**What you have to do:** Select every line containing the word "icon" from the material, and copy those lines.

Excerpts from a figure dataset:
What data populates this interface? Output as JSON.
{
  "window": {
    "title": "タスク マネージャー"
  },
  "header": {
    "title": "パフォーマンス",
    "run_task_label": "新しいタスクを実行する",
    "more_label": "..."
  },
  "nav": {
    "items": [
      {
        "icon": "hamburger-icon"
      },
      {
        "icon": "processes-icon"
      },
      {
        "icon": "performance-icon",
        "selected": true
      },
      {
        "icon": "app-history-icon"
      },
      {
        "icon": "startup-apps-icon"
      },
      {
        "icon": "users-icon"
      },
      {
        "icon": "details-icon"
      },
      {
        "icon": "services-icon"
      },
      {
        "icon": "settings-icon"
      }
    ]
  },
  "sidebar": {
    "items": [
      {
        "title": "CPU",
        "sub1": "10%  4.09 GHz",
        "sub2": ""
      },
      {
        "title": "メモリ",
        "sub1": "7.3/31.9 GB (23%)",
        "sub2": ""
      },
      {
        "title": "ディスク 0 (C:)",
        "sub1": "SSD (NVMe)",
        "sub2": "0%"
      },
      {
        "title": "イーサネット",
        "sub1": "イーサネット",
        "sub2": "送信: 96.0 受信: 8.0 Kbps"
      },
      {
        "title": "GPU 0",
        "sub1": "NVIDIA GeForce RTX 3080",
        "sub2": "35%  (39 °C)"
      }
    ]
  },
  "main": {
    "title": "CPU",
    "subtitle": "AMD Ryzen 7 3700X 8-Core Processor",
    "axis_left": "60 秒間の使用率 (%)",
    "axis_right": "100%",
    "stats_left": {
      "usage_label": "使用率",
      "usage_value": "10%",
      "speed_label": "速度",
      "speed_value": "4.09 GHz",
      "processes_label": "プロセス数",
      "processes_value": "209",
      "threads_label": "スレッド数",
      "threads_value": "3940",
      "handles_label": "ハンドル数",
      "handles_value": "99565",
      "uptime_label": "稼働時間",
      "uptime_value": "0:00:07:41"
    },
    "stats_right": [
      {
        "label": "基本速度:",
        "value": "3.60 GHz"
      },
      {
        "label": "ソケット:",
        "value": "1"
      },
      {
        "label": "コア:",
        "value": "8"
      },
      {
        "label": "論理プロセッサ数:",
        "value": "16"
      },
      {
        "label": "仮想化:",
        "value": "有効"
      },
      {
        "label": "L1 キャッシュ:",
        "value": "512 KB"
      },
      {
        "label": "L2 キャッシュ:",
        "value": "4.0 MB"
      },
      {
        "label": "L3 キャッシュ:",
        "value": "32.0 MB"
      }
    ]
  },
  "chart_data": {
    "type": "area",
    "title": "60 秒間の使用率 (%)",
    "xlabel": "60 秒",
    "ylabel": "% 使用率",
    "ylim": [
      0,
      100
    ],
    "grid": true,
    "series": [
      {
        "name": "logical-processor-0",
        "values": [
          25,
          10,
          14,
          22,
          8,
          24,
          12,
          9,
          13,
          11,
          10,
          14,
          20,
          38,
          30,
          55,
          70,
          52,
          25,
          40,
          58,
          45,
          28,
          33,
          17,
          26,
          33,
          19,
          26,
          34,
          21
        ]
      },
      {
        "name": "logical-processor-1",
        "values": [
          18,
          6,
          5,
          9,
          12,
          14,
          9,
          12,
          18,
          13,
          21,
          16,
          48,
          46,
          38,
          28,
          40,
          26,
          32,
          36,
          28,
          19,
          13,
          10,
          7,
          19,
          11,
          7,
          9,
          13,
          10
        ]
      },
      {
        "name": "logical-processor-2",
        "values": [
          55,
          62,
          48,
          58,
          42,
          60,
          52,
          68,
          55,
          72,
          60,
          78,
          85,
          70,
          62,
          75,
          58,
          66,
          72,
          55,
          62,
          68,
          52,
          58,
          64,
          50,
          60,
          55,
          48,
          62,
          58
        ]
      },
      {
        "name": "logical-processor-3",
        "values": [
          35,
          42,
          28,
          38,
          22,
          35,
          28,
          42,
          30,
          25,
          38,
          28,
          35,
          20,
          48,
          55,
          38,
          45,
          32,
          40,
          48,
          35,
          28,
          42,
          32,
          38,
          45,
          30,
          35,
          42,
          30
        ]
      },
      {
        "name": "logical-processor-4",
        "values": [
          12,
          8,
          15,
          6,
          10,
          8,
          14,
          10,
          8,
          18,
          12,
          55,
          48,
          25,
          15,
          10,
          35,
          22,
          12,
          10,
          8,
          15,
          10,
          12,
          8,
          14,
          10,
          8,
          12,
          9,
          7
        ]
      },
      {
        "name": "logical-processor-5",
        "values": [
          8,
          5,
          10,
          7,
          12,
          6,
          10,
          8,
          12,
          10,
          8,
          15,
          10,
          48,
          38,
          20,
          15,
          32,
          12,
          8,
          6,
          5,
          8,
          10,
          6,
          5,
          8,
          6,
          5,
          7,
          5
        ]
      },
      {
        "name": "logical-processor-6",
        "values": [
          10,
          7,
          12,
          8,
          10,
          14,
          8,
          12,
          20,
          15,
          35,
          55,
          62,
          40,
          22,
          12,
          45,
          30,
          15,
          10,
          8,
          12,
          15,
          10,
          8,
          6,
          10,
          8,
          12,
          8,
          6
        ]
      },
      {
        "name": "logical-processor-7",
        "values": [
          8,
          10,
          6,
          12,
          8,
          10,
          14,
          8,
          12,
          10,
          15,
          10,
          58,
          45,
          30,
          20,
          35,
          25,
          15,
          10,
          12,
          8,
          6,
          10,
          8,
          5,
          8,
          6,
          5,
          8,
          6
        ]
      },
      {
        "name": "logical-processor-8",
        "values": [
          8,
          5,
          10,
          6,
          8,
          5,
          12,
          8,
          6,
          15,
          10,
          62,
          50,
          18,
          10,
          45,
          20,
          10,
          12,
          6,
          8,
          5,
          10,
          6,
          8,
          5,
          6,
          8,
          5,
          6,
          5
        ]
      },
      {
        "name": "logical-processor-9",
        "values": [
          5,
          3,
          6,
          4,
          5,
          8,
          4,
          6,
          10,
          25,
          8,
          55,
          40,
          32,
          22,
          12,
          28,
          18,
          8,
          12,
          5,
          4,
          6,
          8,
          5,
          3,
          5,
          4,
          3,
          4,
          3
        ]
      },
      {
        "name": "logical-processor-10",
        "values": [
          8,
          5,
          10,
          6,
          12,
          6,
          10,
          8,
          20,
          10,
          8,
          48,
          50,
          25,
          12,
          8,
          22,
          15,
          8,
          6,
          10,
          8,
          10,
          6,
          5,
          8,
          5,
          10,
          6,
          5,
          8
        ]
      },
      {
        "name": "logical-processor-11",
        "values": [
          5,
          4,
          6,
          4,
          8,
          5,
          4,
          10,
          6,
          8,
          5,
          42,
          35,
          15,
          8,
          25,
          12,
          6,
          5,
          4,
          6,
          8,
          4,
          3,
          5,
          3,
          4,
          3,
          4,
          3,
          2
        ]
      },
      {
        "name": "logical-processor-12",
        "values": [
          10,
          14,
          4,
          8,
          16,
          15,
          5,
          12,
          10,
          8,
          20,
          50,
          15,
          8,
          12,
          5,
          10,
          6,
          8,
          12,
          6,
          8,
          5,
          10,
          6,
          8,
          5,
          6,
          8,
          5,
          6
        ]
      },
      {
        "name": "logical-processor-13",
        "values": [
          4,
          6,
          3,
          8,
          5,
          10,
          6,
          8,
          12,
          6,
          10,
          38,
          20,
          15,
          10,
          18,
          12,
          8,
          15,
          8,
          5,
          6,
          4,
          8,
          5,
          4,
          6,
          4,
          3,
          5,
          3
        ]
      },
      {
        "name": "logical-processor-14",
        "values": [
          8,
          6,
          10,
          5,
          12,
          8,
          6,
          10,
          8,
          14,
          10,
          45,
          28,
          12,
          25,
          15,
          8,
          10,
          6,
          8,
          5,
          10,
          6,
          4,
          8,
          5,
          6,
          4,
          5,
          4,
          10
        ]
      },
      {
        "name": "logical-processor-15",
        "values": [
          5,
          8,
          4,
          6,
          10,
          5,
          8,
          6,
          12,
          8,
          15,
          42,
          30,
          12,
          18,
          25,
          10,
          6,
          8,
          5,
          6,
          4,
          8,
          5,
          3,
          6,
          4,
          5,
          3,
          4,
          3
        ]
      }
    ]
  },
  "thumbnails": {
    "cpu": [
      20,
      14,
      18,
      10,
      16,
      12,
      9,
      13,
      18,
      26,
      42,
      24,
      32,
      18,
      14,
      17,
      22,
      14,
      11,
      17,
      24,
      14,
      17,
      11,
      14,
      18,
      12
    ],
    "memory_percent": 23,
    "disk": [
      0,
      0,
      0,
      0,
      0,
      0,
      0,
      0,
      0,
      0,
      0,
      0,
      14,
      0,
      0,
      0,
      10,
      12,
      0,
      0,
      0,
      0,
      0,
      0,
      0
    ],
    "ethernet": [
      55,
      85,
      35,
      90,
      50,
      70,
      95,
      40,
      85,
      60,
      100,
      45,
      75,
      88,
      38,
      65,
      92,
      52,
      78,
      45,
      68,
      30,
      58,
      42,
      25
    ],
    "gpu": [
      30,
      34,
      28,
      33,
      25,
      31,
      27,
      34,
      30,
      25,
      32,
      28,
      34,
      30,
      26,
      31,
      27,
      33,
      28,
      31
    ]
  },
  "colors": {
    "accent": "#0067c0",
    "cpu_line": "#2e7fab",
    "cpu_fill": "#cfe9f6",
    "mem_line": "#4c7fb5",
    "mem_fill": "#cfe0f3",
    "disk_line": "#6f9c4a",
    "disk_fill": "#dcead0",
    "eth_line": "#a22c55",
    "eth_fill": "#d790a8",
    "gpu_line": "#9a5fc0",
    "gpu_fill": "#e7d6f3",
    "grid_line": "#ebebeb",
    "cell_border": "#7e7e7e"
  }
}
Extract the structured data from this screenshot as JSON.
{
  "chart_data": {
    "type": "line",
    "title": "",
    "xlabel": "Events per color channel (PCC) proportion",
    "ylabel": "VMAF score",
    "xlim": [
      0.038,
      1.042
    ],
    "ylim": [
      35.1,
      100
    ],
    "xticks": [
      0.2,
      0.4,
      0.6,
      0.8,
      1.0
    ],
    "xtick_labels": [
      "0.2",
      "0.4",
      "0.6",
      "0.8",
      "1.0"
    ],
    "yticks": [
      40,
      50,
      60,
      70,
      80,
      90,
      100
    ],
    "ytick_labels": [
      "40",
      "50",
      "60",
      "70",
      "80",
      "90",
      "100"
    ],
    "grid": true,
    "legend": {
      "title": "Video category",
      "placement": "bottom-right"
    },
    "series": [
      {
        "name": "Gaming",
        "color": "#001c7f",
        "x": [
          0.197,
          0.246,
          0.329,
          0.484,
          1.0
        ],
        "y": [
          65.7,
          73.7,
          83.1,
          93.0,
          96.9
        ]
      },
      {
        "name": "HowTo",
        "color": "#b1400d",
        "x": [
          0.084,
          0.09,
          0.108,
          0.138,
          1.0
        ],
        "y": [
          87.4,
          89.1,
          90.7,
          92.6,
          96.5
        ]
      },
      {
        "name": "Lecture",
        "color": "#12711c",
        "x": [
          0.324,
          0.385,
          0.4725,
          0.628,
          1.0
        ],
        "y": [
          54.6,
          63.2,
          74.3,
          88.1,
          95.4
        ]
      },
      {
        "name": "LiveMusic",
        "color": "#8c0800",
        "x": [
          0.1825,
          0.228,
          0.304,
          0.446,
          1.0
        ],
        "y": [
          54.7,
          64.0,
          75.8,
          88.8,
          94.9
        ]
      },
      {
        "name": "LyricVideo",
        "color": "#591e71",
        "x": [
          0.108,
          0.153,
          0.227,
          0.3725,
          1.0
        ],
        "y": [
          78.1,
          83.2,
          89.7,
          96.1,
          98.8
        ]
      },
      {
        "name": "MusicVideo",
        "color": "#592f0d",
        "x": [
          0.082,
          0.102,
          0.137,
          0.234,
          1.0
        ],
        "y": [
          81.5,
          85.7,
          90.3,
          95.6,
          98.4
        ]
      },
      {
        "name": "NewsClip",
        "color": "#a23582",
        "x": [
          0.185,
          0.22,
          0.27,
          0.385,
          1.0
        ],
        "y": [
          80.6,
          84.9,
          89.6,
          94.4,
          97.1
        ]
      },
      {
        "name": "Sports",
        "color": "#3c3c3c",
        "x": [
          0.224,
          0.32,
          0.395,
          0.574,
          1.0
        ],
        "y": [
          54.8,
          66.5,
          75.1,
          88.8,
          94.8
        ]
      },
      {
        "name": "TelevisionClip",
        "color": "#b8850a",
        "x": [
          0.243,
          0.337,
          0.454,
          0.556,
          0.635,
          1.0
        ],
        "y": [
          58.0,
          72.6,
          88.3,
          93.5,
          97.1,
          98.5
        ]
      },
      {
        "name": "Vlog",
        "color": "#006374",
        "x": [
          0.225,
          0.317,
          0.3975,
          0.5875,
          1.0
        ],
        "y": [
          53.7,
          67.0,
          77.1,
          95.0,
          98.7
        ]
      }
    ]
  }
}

**Right answer:**
        "icon": "hamburger-icon"
        "icon": "processes-icon"
        "icon": "performance-icon",
        "icon": "app-history-icon"
        "icon": "startup-apps-icon"
        "icon": "users-icon"
        "icon": "details-icon"
        "icon": "services-icon"
        "icon": "settings-icon"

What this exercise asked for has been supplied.